"""

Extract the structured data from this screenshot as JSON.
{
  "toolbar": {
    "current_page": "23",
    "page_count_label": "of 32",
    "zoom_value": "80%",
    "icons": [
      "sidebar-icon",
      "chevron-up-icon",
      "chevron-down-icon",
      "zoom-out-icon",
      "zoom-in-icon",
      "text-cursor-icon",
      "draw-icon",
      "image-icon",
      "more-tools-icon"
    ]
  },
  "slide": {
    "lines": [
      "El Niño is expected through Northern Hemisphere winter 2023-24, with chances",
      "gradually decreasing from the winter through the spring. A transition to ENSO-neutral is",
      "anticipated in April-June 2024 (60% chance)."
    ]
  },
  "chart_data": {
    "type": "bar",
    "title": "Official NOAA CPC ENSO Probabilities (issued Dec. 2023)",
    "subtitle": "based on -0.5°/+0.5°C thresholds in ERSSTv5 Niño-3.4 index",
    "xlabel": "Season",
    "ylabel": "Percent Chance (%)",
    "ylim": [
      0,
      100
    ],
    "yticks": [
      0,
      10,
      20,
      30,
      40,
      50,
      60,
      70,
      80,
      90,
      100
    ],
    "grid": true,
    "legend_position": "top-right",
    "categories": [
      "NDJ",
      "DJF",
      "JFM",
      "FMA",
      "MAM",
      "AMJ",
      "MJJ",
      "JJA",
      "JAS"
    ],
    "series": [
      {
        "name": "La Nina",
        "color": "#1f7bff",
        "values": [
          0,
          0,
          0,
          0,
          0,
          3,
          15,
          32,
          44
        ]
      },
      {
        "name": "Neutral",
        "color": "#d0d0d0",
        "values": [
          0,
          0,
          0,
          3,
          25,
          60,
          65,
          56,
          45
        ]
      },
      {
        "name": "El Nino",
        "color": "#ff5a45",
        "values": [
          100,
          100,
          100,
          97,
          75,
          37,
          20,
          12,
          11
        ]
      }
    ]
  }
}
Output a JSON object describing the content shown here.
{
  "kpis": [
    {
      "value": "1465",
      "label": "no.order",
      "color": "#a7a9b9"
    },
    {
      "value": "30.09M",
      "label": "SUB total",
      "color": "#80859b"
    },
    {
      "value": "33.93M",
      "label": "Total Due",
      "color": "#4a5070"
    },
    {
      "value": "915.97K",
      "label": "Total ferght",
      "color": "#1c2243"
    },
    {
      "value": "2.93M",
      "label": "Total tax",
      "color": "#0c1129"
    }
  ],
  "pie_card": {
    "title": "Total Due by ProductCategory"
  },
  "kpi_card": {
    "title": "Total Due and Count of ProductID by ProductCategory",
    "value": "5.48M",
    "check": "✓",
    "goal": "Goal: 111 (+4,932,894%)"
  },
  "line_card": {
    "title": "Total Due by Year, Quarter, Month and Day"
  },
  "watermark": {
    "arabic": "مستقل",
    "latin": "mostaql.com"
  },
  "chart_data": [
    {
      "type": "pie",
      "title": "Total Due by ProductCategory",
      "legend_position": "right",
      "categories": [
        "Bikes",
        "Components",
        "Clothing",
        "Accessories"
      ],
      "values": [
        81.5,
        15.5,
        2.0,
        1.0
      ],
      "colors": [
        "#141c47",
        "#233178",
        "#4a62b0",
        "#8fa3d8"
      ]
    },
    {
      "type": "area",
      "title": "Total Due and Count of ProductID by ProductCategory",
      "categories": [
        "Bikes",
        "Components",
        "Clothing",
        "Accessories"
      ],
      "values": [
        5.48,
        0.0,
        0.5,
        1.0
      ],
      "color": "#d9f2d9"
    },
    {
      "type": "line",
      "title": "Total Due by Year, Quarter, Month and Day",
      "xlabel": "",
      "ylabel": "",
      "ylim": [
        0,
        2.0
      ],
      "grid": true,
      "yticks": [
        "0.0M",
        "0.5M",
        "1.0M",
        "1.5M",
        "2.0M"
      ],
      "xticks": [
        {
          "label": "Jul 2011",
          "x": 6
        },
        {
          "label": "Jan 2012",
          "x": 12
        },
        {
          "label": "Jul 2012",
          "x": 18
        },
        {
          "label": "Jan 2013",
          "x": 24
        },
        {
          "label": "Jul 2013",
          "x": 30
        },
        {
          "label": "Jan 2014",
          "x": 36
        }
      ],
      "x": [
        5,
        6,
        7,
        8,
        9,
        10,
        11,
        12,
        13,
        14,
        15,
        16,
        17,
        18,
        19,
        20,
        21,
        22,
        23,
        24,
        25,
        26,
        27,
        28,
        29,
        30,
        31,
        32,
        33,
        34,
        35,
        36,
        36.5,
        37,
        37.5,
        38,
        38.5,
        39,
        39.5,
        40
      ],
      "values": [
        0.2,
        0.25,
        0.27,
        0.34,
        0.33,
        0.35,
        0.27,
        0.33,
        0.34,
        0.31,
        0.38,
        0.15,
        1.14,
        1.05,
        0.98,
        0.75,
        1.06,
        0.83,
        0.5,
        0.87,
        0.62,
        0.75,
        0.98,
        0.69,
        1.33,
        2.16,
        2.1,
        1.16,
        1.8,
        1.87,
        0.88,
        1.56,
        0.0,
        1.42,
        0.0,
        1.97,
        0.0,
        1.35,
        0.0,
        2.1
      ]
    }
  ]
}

"""

**What the exercise asks**
Copy every line of the listing containing the string "from".

**Task answer**
Extract the structured data from this screenshot as JSON.
      "gradually decreasing from the winter through the spring. A transition to ENSO-neutral is",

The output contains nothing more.